Saved entries:
━━━━━━━━━━━━━━━━━━━━━━━━━━━━━━

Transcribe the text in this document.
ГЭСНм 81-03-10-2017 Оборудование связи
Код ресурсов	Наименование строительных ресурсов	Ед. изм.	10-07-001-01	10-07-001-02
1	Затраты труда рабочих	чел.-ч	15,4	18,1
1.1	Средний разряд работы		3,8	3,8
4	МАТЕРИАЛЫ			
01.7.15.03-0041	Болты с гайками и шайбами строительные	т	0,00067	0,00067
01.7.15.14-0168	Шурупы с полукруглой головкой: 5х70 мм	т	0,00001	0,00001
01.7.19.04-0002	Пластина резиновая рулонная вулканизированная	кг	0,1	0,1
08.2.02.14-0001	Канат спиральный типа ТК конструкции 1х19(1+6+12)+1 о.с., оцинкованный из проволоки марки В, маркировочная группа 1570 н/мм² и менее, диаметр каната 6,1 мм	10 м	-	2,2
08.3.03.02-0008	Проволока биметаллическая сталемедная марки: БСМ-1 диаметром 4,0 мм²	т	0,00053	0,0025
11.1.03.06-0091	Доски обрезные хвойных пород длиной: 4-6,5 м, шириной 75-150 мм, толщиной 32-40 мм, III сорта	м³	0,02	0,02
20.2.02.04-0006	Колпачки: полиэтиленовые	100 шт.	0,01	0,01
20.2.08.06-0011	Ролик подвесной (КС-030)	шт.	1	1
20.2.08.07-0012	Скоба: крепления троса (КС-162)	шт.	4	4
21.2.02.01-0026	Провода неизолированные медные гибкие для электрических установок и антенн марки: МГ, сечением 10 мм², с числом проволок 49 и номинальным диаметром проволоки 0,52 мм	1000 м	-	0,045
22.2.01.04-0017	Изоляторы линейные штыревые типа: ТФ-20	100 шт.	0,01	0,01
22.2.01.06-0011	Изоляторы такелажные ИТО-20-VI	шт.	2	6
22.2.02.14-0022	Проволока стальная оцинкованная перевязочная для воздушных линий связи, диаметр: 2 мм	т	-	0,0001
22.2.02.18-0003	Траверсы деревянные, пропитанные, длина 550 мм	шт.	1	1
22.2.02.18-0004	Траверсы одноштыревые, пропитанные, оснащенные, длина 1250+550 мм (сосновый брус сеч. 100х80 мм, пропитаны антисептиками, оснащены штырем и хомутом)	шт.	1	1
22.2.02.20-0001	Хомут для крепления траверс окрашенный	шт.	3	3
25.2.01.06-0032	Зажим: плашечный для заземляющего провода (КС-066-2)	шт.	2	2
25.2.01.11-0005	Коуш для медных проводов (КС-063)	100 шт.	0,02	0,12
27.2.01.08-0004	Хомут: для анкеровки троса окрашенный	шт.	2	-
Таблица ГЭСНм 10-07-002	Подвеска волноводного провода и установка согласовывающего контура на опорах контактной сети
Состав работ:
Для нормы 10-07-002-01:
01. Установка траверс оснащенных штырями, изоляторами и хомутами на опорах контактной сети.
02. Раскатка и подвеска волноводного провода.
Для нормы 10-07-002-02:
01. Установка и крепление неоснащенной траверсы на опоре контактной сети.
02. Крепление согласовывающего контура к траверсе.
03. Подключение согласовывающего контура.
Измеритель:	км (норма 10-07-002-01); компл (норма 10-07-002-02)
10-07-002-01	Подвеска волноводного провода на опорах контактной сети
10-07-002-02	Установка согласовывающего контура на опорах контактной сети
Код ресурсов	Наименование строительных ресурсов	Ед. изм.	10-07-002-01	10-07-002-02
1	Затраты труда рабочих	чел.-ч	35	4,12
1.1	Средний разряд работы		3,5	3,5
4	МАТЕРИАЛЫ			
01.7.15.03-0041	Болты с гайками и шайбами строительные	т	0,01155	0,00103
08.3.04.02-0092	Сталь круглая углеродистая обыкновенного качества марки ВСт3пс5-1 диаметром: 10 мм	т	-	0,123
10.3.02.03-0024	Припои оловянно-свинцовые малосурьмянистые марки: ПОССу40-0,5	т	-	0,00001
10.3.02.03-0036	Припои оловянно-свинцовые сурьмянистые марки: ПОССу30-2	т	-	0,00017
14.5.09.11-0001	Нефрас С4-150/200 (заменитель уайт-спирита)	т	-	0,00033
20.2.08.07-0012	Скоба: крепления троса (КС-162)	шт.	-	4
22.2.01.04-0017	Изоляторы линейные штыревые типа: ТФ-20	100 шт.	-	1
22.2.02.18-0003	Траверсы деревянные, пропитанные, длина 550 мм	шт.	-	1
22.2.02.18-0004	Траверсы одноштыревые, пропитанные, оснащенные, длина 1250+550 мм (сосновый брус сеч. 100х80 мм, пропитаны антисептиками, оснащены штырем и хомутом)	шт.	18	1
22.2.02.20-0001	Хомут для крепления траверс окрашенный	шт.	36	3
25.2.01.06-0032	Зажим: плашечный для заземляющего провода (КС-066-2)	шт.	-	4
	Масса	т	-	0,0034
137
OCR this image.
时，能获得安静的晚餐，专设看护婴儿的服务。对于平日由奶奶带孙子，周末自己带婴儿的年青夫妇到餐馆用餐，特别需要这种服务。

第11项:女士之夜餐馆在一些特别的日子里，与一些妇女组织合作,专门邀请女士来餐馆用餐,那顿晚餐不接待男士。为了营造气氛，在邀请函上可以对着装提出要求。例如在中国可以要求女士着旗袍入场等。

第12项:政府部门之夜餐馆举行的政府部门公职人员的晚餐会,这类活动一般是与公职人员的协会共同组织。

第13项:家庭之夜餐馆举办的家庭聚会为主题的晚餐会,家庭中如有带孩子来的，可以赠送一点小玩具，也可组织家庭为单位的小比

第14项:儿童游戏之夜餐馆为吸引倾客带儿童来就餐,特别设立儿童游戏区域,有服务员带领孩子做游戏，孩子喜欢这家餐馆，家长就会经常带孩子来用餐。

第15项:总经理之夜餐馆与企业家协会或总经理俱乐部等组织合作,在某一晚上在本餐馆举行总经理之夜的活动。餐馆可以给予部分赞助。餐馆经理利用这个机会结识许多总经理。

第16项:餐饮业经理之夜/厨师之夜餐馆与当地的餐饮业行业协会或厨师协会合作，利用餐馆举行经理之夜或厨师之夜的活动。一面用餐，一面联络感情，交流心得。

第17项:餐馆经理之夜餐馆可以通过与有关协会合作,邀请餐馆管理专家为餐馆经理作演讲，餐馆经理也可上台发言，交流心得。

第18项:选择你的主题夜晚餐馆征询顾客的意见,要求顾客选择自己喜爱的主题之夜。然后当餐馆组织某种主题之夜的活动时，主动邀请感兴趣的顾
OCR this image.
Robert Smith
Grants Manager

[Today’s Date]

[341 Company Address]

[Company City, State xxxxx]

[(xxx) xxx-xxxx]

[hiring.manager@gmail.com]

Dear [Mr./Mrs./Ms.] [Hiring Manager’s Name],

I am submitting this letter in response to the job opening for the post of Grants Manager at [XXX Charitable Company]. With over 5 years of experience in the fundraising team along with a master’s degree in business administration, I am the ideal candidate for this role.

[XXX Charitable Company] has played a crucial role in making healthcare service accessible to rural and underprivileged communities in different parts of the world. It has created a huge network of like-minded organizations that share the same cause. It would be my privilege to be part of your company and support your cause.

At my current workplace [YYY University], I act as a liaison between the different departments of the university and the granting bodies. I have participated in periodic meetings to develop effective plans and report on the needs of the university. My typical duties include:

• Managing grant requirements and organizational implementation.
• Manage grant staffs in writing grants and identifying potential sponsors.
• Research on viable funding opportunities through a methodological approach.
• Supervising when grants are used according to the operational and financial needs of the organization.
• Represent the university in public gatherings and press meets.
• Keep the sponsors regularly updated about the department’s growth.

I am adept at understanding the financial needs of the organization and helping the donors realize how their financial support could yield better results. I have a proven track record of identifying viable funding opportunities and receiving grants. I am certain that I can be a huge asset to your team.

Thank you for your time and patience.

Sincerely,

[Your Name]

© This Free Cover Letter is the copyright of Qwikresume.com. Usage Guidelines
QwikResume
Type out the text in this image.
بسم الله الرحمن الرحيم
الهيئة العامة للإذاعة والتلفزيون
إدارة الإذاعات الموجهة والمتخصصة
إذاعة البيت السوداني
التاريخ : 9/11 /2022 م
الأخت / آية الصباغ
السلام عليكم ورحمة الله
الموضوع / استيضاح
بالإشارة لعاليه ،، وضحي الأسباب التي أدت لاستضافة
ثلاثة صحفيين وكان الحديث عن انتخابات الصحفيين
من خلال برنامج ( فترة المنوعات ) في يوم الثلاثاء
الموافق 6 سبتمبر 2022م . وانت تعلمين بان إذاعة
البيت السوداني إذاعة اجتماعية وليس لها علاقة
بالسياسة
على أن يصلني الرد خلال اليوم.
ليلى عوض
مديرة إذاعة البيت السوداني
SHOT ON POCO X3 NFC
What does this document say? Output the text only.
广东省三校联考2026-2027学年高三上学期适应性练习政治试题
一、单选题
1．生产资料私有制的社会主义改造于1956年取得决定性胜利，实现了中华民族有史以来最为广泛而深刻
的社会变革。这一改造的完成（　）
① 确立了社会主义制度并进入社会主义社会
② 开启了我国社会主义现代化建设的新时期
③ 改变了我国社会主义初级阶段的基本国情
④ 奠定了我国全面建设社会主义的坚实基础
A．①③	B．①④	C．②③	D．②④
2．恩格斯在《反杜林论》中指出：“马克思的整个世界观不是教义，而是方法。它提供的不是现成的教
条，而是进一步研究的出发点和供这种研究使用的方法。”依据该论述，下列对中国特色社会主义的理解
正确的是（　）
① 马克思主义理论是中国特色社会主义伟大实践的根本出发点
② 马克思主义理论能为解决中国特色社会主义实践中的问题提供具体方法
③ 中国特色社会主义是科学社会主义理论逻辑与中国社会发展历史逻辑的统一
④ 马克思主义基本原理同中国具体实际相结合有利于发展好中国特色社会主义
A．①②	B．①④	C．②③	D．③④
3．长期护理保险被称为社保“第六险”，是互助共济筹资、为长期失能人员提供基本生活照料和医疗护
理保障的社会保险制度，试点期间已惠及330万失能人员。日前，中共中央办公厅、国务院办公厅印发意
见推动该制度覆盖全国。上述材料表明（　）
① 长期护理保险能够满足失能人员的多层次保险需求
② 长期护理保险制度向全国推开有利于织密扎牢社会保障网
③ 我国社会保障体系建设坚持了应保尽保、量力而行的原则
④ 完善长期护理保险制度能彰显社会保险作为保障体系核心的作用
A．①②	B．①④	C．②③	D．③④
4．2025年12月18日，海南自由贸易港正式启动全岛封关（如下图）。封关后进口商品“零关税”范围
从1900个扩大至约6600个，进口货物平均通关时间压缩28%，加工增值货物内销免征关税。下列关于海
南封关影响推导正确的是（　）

━━━━━━━━━━━━━━━━━━━━━━━━━━━━━━

AIM: Count every line of the records that holds the string "плашечный". Write only the total.

RESULT BELOW: 2